* _EXERCISE REQUIREMENTS_: Quote the records that follow in full and exactly; leave out the pictures.

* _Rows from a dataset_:
--------

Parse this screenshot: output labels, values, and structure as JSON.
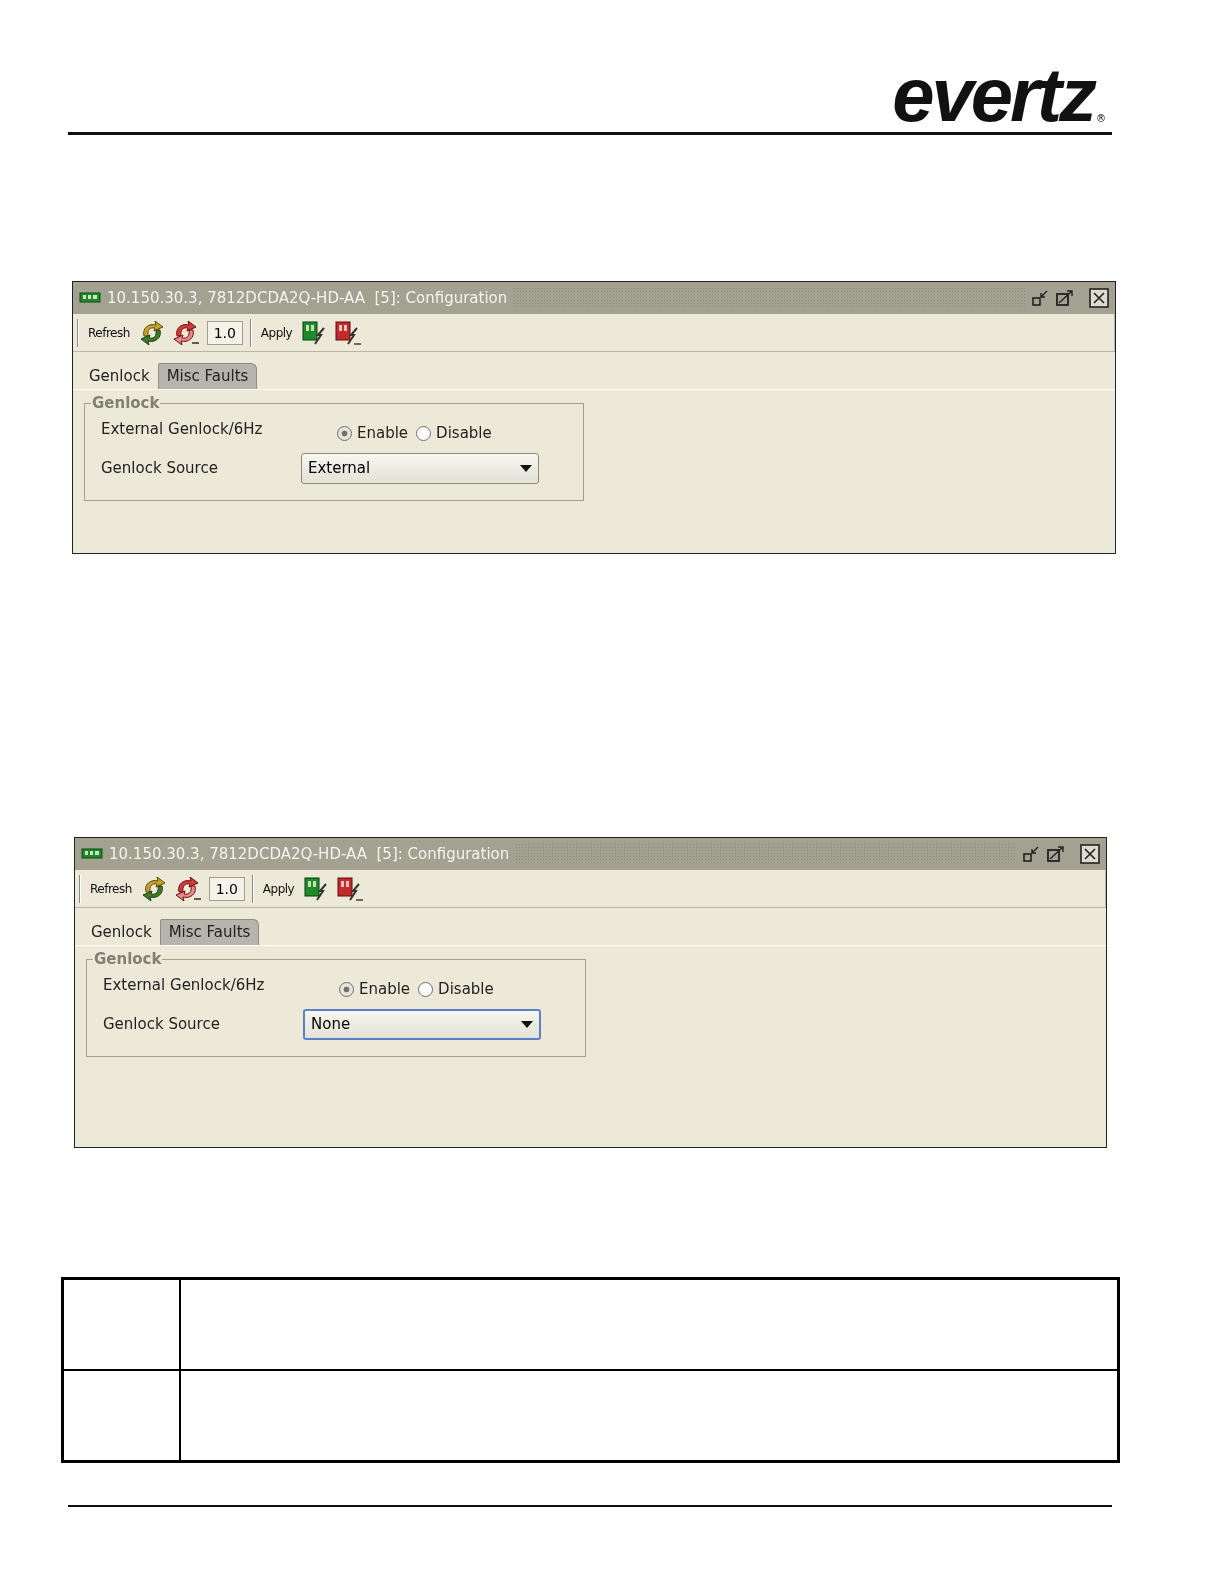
{
  "header": {
    "logo": "evertz",
    "registered": "®"
  },
  "windows": [
    {
      "title": "10.150.30.3, 7812DCDA2Q-HD-AA  [5]: Configuration",
      "toolbar": {
        "refresh": "Refresh",
        "version": "1.0",
        "apply": "Apply"
      },
      "tabs": [
        {
          "label": "Genlock",
          "selected": true
        },
        {
          "label": "Misc Faults",
          "selected": false
        }
      ],
      "group": {
        "title": "Genlock",
        "rows": [
          {
            "kind": "radio",
            "label": "External Genlock/6Hz",
            "options": [
              {
                "label": "Enable",
                "selected": true
              },
              {
                "label": "Disable",
                "selected": false
              }
            ]
          },
          {
            "kind": "dropdown",
            "label": "Genlock Source",
            "value": "External",
            "focused": false
          }
        ]
      }
    },
    {
      "title": "10.150.30.3, 7812DCDA2Q-HD-AA  [5]: Configuration",
      "toolbar": {
        "refresh": "Refresh",
        "version": "1.0",
        "apply": "Apply"
      },
      "tabs": [
        {
          "label": "Genlock",
          "selected": true
        },
        {
          "label": "Misc Faults",
          "selected": false
        }
      ],
      "group": {
        "title": "Genlock",
        "rows": [
          {
            "kind": "radio",
            "label": "External Genlock/6Hz",
            "options": [
              {
                "label": "Enable",
                "selected": true
              },
              {
                "label": "Disable",
                "selected": false
              }
            ]
          },
          {
            "kind": "dropdown",
            "label": "Genlock Source",
            "value": "None",
            "focused": true
          }
        ]
      }
    }
  ]
}
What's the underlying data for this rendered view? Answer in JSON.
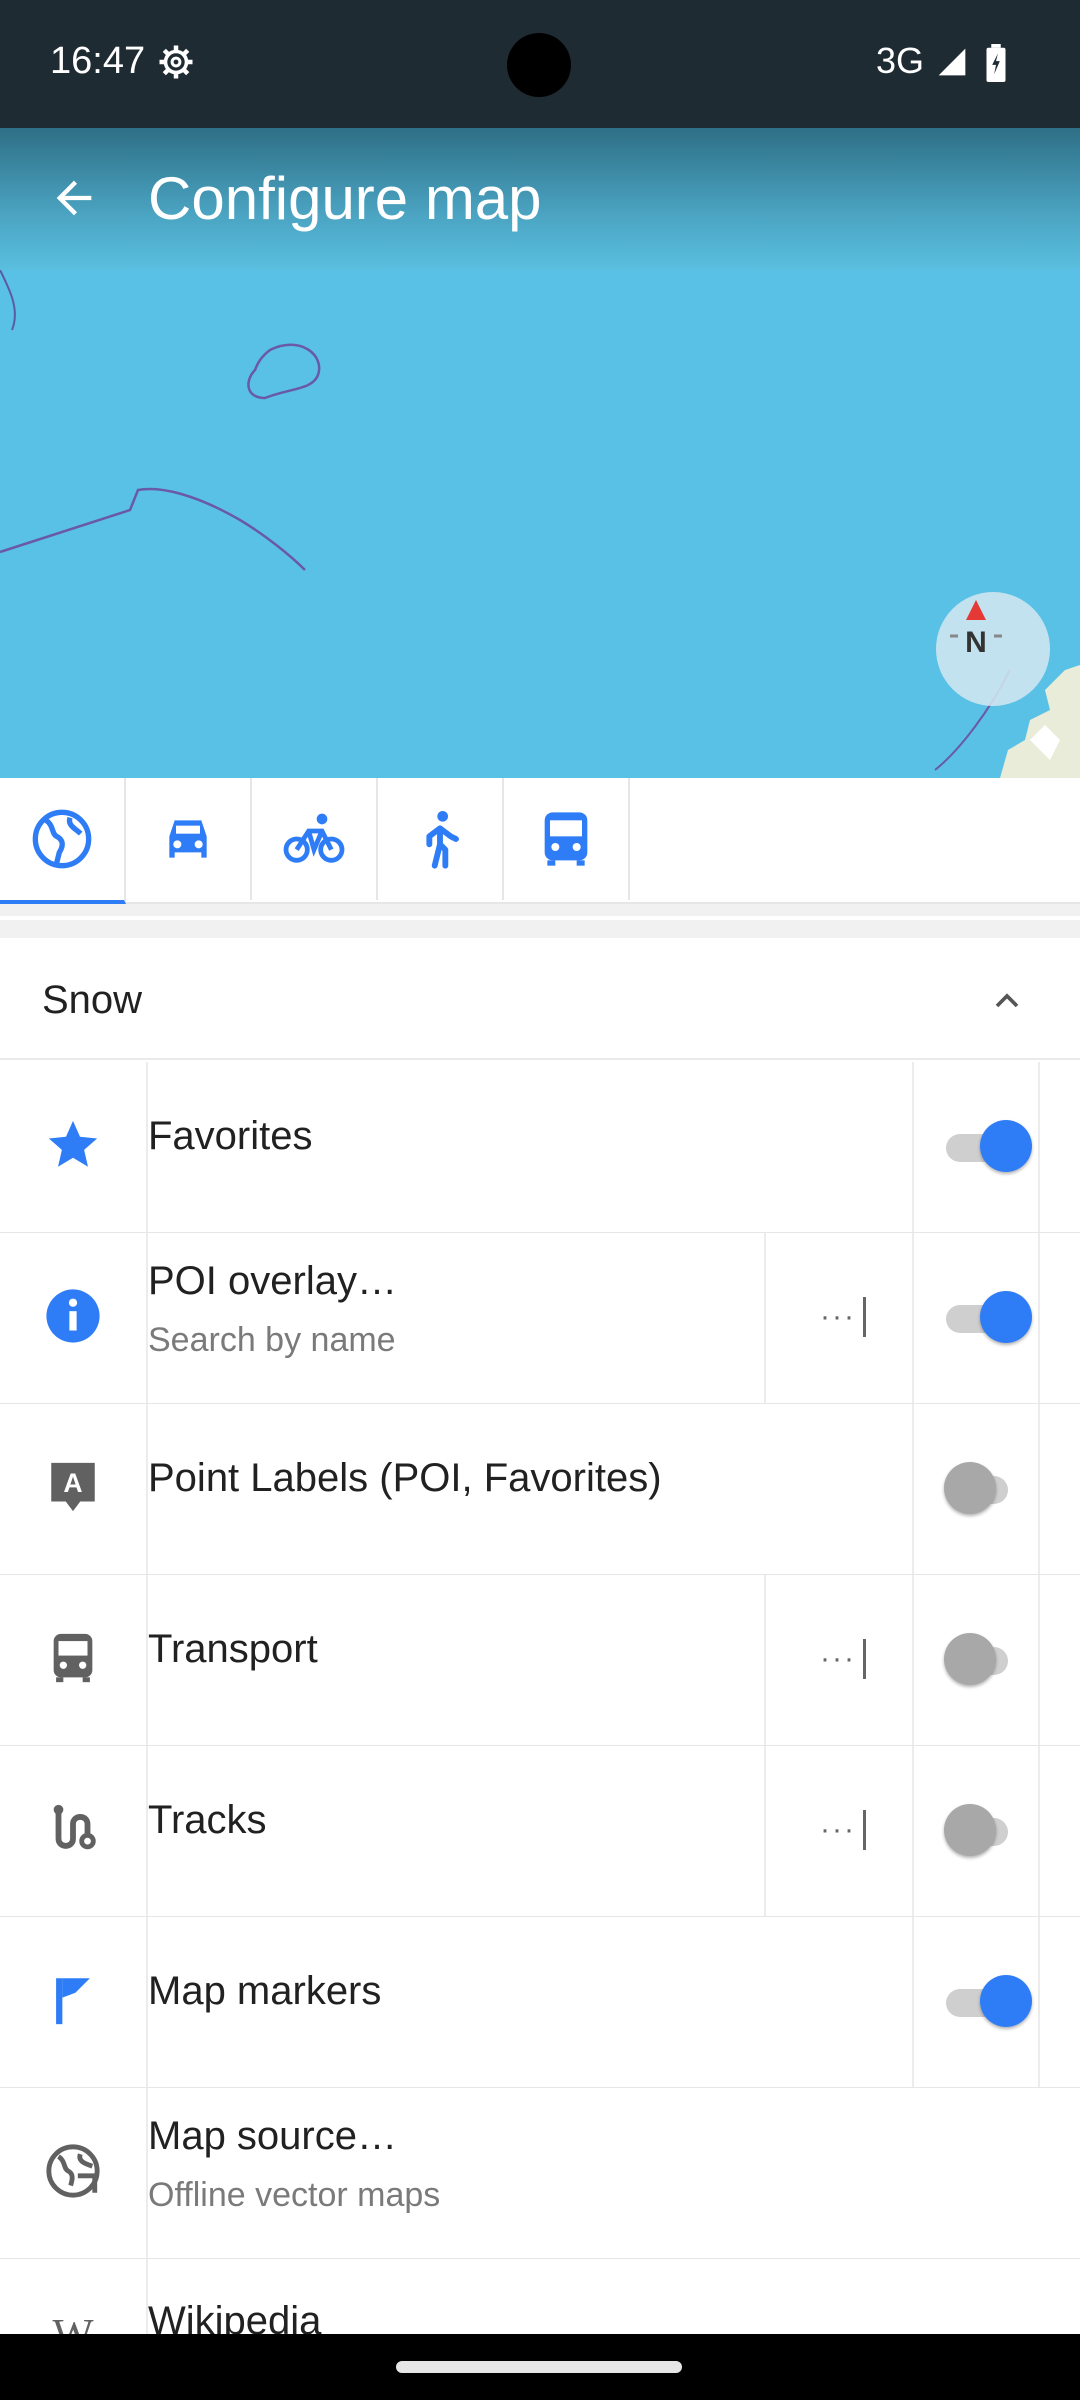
{
  "status_bar": {
    "time": "16:47",
    "network": "3G",
    "icons": [
      "gear-icon",
      "signal-icon",
      "battery-icon"
    ]
  },
  "header": {
    "title": "Configure map",
    "back_icon": "arrow-back-icon"
  },
  "map": {
    "compass_label": "N"
  },
  "profiles": [
    {
      "name": "browse-map",
      "icon": "globe-icon",
      "selected": true
    },
    {
      "name": "car",
      "icon": "car-icon",
      "selected": false
    },
    {
      "name": "bicycle",
      "icon": "bicycle-icon",
      "selected": false
    },
    {
      "name": "pedestrian",
      "icon": "pedestrian-icon",
      "selected": false
    },
    {
      "name": "public-transport",
      "icon": "bus-icon",
      "selected": false
    }
  ],
  "section": {
    "title": "Snow"
  },
  "rows": [
    {
      "title": "Favorites",
      "icon": "star-icon",
      "toggle": true,
      "has_more": false
    },
    {
      "title": "POI overlay…",
      "subtitle": "Search by name",
      "icon": "info-icon",
      "toggle": true,
      "has_more": true
    },
    {
      "title": "Point Labels (POI, Favorites)",
      "icon": "label-icon",
      "toggle": false,
      "has_more": false
    },
    {
      "title": "Transport",
      "icon": "bus-icon",
      "toggle": false,
      "has_more": true
    },
    {
      "title": "Tracks",
      "icon": "track-icon",
      "toggle": false,
      "has_more": true
    },
    {
      "title": "Map markers",
      "icon": "flag-icon",
      "toggle": true,
      "has_more": false
    },
    {
      "title": "Map source…",
      "subtitle": "Offline vector maps",
      "icon": "map-source-icon",
      "has_more": false
    },
    {
      "title": "Wikipedia",
      "icon": "wikipedia-icon"
    }
  ],
  "colors": {
    "accent": "#2f7df6",
    "status_bar": "#1f2b33",
    "map_water": "#5ac1e6"
  }
}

--------

* _RESULT OF THE EXERCISE_:
Parse this screenshot: output labels, values, and structure as JSON.
{
  "header": {
    "logo": "evertz",
    "registered": "®"
  },
  "windows": [
    {
      "title": "10.150.30.3, 7812DCDA2Q-HD-AA  [5]: Configuration",
      "toolbar": {
        "refresh": "Refresh",
        "version": "1.0",
        "apply": "Apply"
      },
      "tabs": [
        {
          "label": "Genlock",
          "selected": true
        },
        {
          "label": "Misc Faults",
          "selected": false
        }
      ],
      "group": {
        "title": "Genlock",
        "rows": [
          {
            "kind": "radio",
            "label": "External Genlock/6Hz",
            "options": [
              {
                "label": "Enable",
                "selected": true
              },
              {
                "label": "Disable",
                "selected": false
              }
            ]
          },
          {
            "kind": "dropdown",
            "label": "Genlock Source",
            "value": "External",
            "focused": false
          }
        ]
      }
    },
    {
      "title": "10.150.30.3, 7812DCDA2Q-HD-AA  [5]: Configuration",
      "toolbar": {
        "refresh": "Refresh",
        "version": "1.0",
        "apply": "Apply"
      },
      "tabs": [
        {
          "label": "Genlock",
          "selected": true
        },
        {
          "label": "Misc Faults",
          "selected": false
        }
      ],
      "group": {
        "title": "Genlock",
        "rows": [
          {
            "kind": "radio",
            "label": "External Genlock/6Hz",
            "options": [
              {
                "label": "Enable",
                "selected": true
              },
              {
                "label": "Disable",
                "selected": false
              }
            ]
          },
          {
            "kind": "dropdown",
            "label": "Genlock Source",
            "value": "None",
            "focused": true
          }
        ]
      }
    }
  ]
}
What's the underlying data for this rendered view? Answer in JSON.
{
  "status_bar": {
    "time": "16:47",
    "network": "3G",
    "icons": [
      "gear-icon",
      "signal-icon",
      "battery-icon"
    ]
  },
  "header": {
    "title": "Configure map",
    "back_icon": "arrow-back-icon"
  },
  "map": {
    "compass_label": "N"
  },
  "profiles": [
    {
      "name": "browse-map",
      "icon": "globe-icon",
      "selected": true
    },
    {
      "name": "car",
      "icon": "car-icon",
      "selected": false
    },
    {
      "name": "bicycle",
      "icon": "bicycle-icon",
      "selected": false
    },
    {
      "name": "pedestrian",
      "icon": "pedestrian-icon",
      "selected": false
    },
    {
      "name": "public-transport",
      "icon": "bus-icon",
      "selected": false
    }
  ],
  "section": {
    "title": "Snow"
  },
  "rows": [
    {
      "title": "Favorites",
      "icon": "star-icon",
      "toggle": true,
      "has_more": false
    },
    {
      "title": "POI overlay…",
      "subtitle": "Search by name",
      "icon": "info-icon",
      "toggle": true,
      "has_more": true
    },
    {
      "title": "Point Labels (POI, Favorites)",
      "icon": "label-icon",
      "toggle": false,
      "has_more": false
    },
    {
      "title": "Transport",
      "icon": "bus-icon",
      "toggle": false,
      "has_more": true
    },
    {
      "title": "Tracks",
      "icon": "track-icon",
      "toggle": false,
      "has_more": true
    },
    {
      "title": "Map markers",
      "icon": "flag-icon",
      "toggle": true,
      "has_more": false
    },
    {
      "title": "Map source…",
      "subtitle": "Offline vector maps",
      "icon": "map-source-icon",
      "has_more": false
    },
    {
      "title": "Wikipedia",
      "icon": "wikipedia-icon"
    }
  ],
  "colors": {
    "accent": "#2f7df6",
    "status_bar": "#1f2b33",
    "map_water": "#5ac1e6"
  }
}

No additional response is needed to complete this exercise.